SHORT PROBLEM |
Return, unaltered and line for line, the part of the material that opens with the line containing "scatter-point[interactable] (1194, 298, 1202, 306)" and closes with the line containing "scatter-point[interactable] (496, 108, 504, 116)", both of those lines included.

[Data drawn from a collection]
- - - - -
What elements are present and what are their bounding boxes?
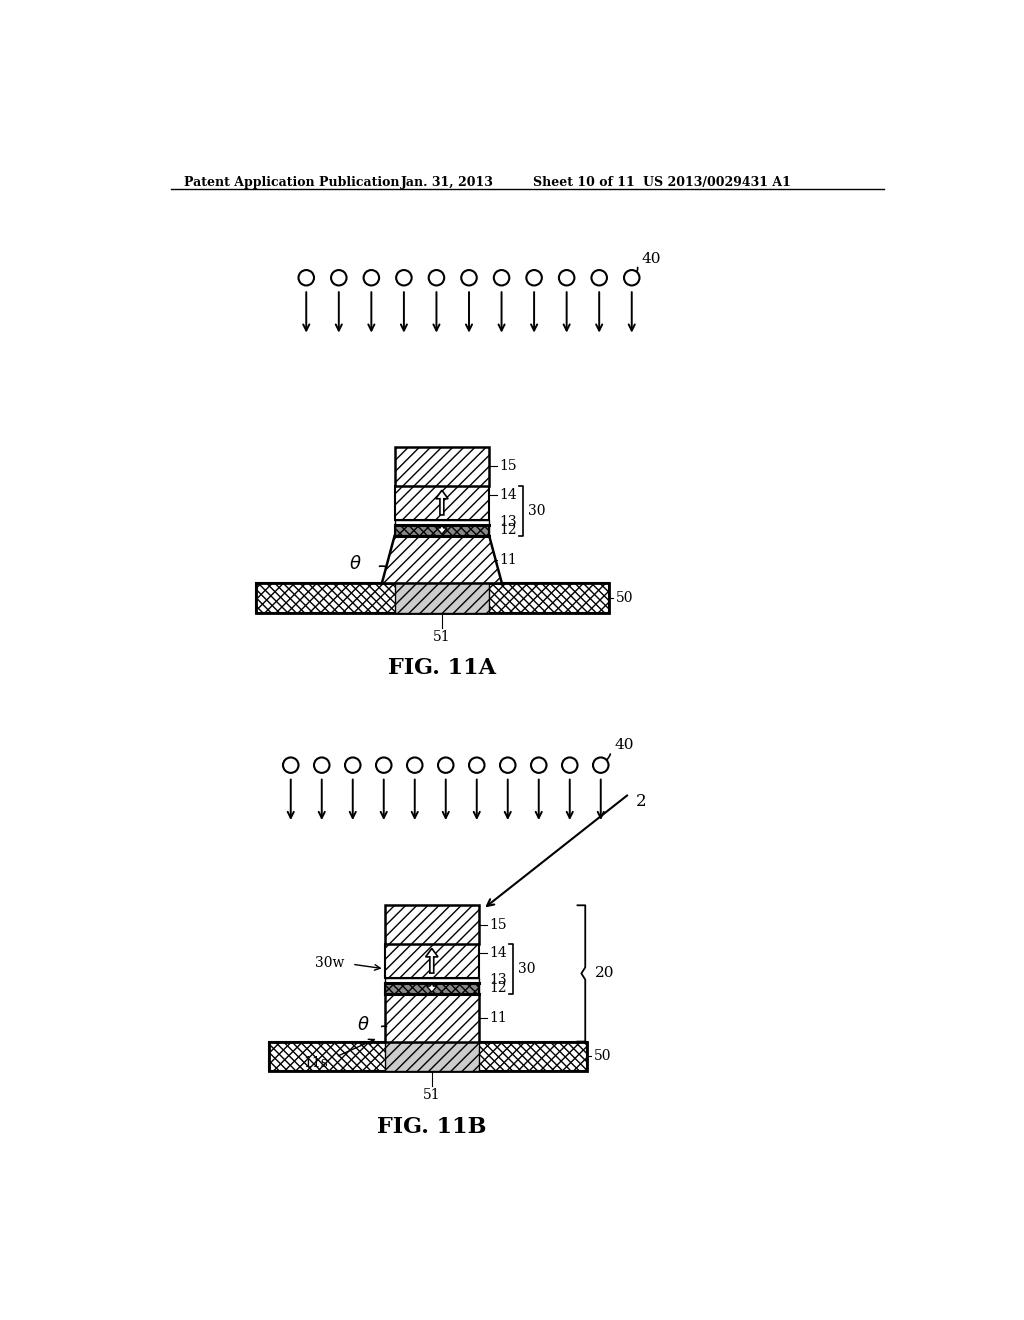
Bar xyxy=(256,583,608,612)
Text: 20: 20 xyxy=(595,966,614,981)
Text: 11: 11 xyxy=(500,553,517,566)
Bar xyxy=(256,583,608,612)
Bar xyxy=(394,520,489,525)
Bar xyxy=(269,1041,587,1071)
Text: 40: 40 xyxy=(641,252,660,265)
Bar xyxy=(385,1041,479,1071)
Text: 13: 13 xyxy=(500,515,517,529)
Text: 14: 14 xyxy=(489,946,507,960)
Text: 11: 11 xyxy=(489,1011,507,1024)
Text: 40: 40 xyxy=(614,738,634,752)
Text: 15: 15 xyxy=(489,917,507,932)
Text: 2: 2 xyxy=(636,793,646,810)
Bar xyxy=(385,978,479,983)
Polygon shape xyxy=(382,536,502,583)
Text: 51: 51 xyxy=(433,630,451,644)
Text: 30: 30 xyxy=(528,504,546,517)
Bar xyxy=(385,983,479,994)
Bar xyxy=(394,447,489,486)
Polygon shape xyxy=(435,490,449,515)
Text: Jan. 31, 2013: Jan. 31, 2013 xyxy=(400,176,494,189)
Text: 13: 13 xyxy=(489,973,507,987)
Polygon shape xyxy=(437,527,446,535)
Text: $\theta$: $\theta$ xyxy=(349,556,361,573)
Bar xyxy=(394,486,489,520)
Text: 50: 50 xyxy=(615,591,633,605)
Bar xyxy=(394,583,489,612)
Text: FIG. 11A: FIG. 11A xyxy=(388,657,496,680)
Text: 14: 14 xyxy=(500,488,517,502)
Polygon shape xyxy=(427,985,437,993)
Text: 30w: 30w xyxy=(314,956,344,970)
Bar xyxy=(385,994,479,1041)
Text: 51: 51 xyxy=(423,1088,440,1102)
Text: 30: 30 xyxy=(518,962,536,975)
Text: 50: 50 xyxy=(594,1049,611,1063)
Text: Sheet 10 of 11: Sheet 10 of 11 xyxy=(532,176,634,189)
Bar xyxy=(269,1041,587,1071)
Text: Patent Application Publication: Patent Application Publication xyxy=(183,176,399,189)
Text: 15: 15 xyxy=(500,459,517,474)
Bar xyxy=(385,944,479,978)
Bar xyxy=(385,906,479,944)
Text: US 2013/0029431 A1: US 2013/0029431 A1 xyxy=(643,176,792,189)
Bar xyxy=(394,525,489,536)
Polygon shape xyxy=(426,949,438,973)
Text: 11s: 11s xyxy=(303,1056,328,1071)
Bar xyxy=(385,983,479,994)
Text: 12: 12 xyxy=(500,523,517,537)
Text: FIG. 11B: FIG. 11B xyxy=(377,1117,486,1138)
Bar xyxy=(394,525,489,536)
Text: $\theta$: $\theta$ xyxy=(357,1015,370,1034)
Text: 12: 12 xyxy=(489,982,507,995)
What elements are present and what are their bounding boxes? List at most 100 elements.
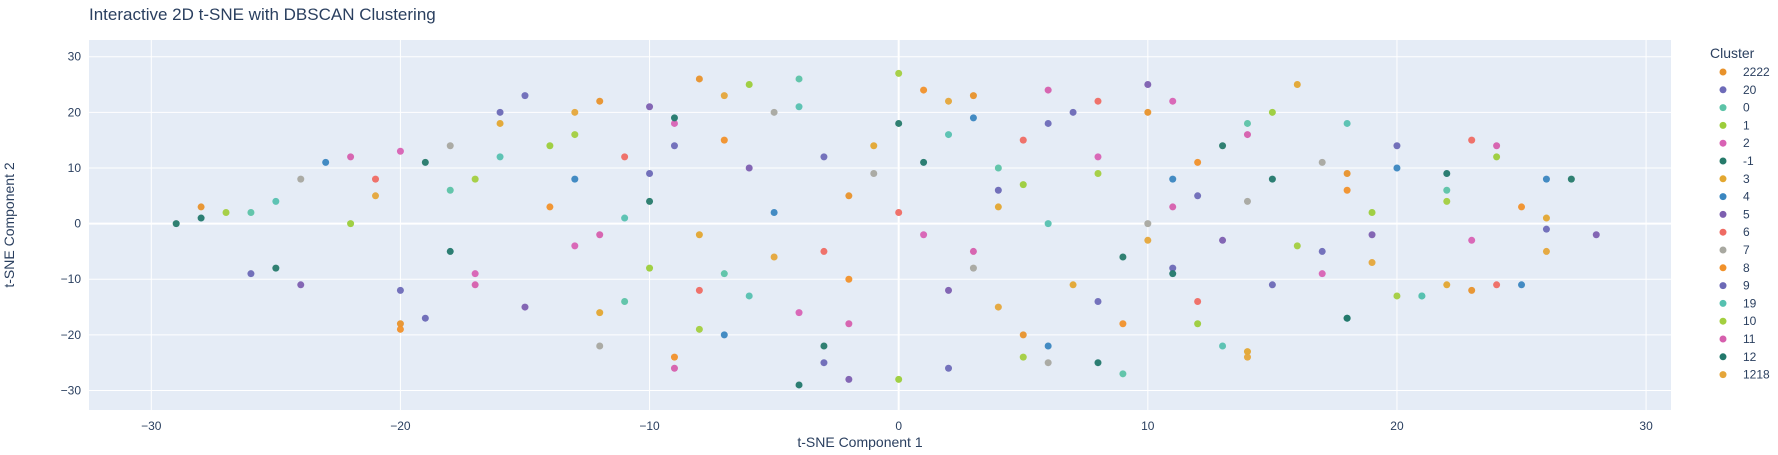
scatter-point[interactable] (1194, 298, 1202, 306)
legend-item-19[interactable]: 19 (1719, 296, 1757, 310)
scatter-point[interactable] (1518, 281, 1526, 289)
scatter-point[interactable] (1194, 192, 1202, 200)
scatter-point[interactable] (1318, 158, 1326, 166)
scatter-point[interactable] (820, 153, 828, 161)
scatter-point[interactable] (247, 208, 255, 216)
scatter-point[interactable] (1268, 175, 1276, 183)
scatter-point[interactable] (596, 231, 604, 239)
scatter-point[interactable] (1019, 353, 1027, 361)
legend-item-11[interactable]: 11 (1719, 332, 1756, 346)
scatter-point[interactable] (1169, 270, 1177, 278)
scatter-point[interactable] (272, 197, 280, 205)
scatter-point[interactable] (969, 247, 977, 255)
scatter-point[interactable] (1169, 175, 1177, 183)
scatter-point[interactable] (870, 142, 878, 150)
scatter-point[interactable] (1119, 370, 1127, 378)
scatter-point[interactable] (596, 97, 604, 105)
scatter-point[interactable] (1542, 225, 1550, 233)
scatter-point[interactable] (571, 131, 579, 139)
scatter-point[interactable] (1443, 186, 1451, 194)
scatter-point[interactable] (496, 108, 504, 116)
scatter-point[interactable] (770, 108, 778, 116)
scatter-point[interactable] (396, 320, 404, 328)
scatter-point[interactable] (920, 158, 928, 166)
scatter-point[interactable] (1293, 81, 1301, 89)
scatter-point[interactable] (1343, 170, 1351, 178)
scatter-point[interactable] (621, 214, 629, 222)
scatter-point[interactable] (1094, 153, 1102, 161)
scatter-point[interactable] (945, 131, 953, 139)
scatter-point[interactable] (1318, 270, 1326, 278)
scatter-point[interactable] (646, 170, 654, 178)
scatter-point[interactable] (845, 320, 853, 328)
scatter-point[interactable] (1268, 108, 1276, 116)
scatter-point[interactable] (1343, 186, 1351, 194)
scatter-point[interactable] (1219, 142, 1227, 150)
scatter-point[interactable] (969, 264, 977, 272)
scatter-point[interactable] (1468, 236, 1476, 244)
scatter-point[interactable] (945, 286, 953, 294)
scatter-point[interactable] (1144, 81, 1152, 89)
scatter-point[interactable] (1119, 253, 1127, 261)
scatter-point[interactable] (446, 142, 454, 150)
scatter-point[interactable] (945, 97, 953, 105)
scatter-point[interactable] (596, 342, 604, 350)
scatter-point[interactable] (646, 103, 654, 111)
scatter-point[interactable] (1243, 131, 1251, 139)
plot-area[interactable] (89, 40, 1671, 410)
scatter-point[interactable] (596, 309, 604, 317)
scatter-point[interactable] (795, 103, 803, 111)
scatter-point[interactable] (1144, 236, 1152, 244)
scatter-point[interactable] (770, 208, 778, 216)
legend-item-5[interactable]: 5 (1719, 207, 1751, 221)
scatter-point[interactable] (1542, 214, 1550, 222)
scatter-point[interactable] (646, 264, 654, 272)
scatter-point[interactable] (695, 325, 703, 333)
scatter-point[interactable] (1019, 331, 1027, 339)
scatter-point[interactable] (421, 158, 429, 166)
scatter-point[interactable] (994, 303, 1002, 311)
scatter-point[interactable] (720, 136, 728, 144)
scatter-point[interactable] (372, 192, 380, 200)
scatter-point[interactable] (372, 175, 380, 183)
scatter-point[interactable] (945, 364, 953, 372)
scatter-point[interactable] (1094, 170, 1102, 178)
scatter-point[interactable] (720, 331, 728, 339)
legend-item-2[interactable]: 2 (1719, 136, 1751, 150)
scatter-point[interactable] (446, 247, 454, 255)
scatter-point[interactable] (197, 203, 205, 211)
scatter-point[interactable] (670, 353, 678, 361)
scatter-point[interactable] (1119, 320, 1127, 328)
legend-item--1[interactable]: -1 (1719, 154, 1754, 168)
scatter-point[interactable] (1144, 220, 1152, 228)
scatter-point[interactable] (1069, 281, 1077, 289)
scatter-point[interactable] (1393, 142, 1401, 150)
legend-item-8[interactable]: 8 (1719, 261, 1751, 275)
scatter-point[interactable] (297, 281, 305, 289)
legend-item-10[interactable]: 10 (1719, 314, 1757, 328)
scatter-point[interactable] (471, 175, 479, 183)
scatter-point[interactable] (845, 192, 853, 200)
scatter-point[interactable] (820, 342, 828, 350)
scatter-point[interactable] (770, 253, 778, 261)
scatter-point[interactable] (646, 197, 654, 205)
scatter-point[interactable] (1194, 158, 1202, 166)
scatter-point[interactable] (322, 158, 330, 166)
scatter-point[interactable] (1318, 247, 1326, 255)
scatter-point[interactable] (1343, 119, 1351, 127)
scatter-point[interactable] (446, 186, 454, 194)
scatter-point[interactable] (1268, 281, 1276, 289)
scatter-point[interactable] (172, 220, 180, 228)
scatter-point[interactable] (1044, 359, 1052, 367)
scatter-point[interactable] (720, 270, 728, 278)
scatter-point[interactable] (695, 231, 703, 239)
scatter-point[interactable] (1094, 359, 1102, 367)
scatter-point[interactable] (994, 203, 1002, 211)
scatter-point[interactable] (496, 153, 504, 161)
scatter-point[interactable] (920, 86, 928, 94)
legend-item-3[interactable]: 3 (1719, 172, 1751, 186)
scatter-point[interactable] (1418, 292, 1426, 300)
scatter-point[interactable] (670, 142, 678, 150)
scatter-point[interactable] (820, 247, 828, 255)
scatter-point[interactable] (1518, 203, 1526, 211)
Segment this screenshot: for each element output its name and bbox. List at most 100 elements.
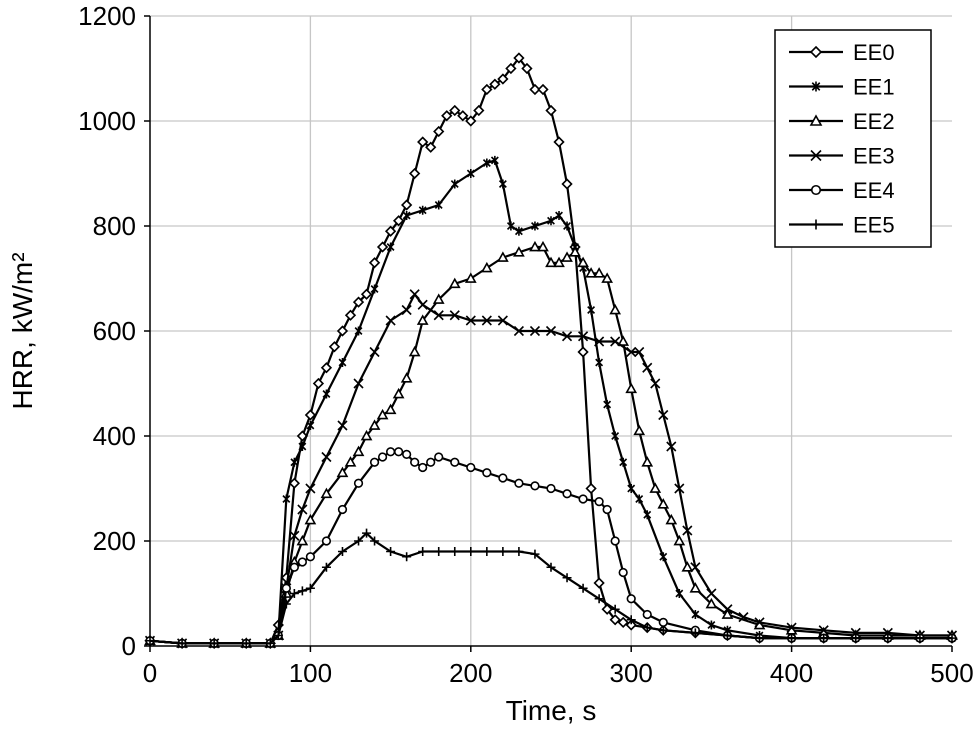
- - - - -
FINAL ANSWER |
scatter-point[interactable] (1194, 298, 1202, 306)
legend-item-19[interactable]: 19 (1719, 296, 1757, 310)
scatter-point[interactable] (1518, 281, 1526, 289)
scatter-point[interactable] (1194, 192, 1202, 200)
scatter-point[interactable] (1318, 158, 1326, 166)
scatter-point[interactable] (820, 153, 828, 161)
scatter-point[interactable] (247, 208, 255, 216)
scatter-point[interactable] (1268, 175, 1276, 183)
scatter-point[interactable] (596, 231, 604, 239)
scatter-point[interactable] (1019, 353, 1027, 361)
legend-item-11[interactable]: 11 (1719, 332, 1756, 346)
scatter-point[interactable] (1169, 270, 1177, 278)
scatter-point[interactable] (272, 197, 280, 205)
scatter-point[interactable] (969, 247, 977, 255)
scatter-point[interactable] (1169, 175, 1177, 183)
scatter-point[interactable] (870, 142, 878, 150)
scatter-point[interactable] (1119, 370, 1127, 378)
scatter-point[interactable] (596, 97, 604, 105)
scatter-point[interactable] (1542, 225, 1550, 233)
scatter-point[interactable] (571, 131, 579, 139)
scatter-point[interactable] (1443, 186, 1451, 194)
scatter-point[interactable] (496, 108, 504, 116)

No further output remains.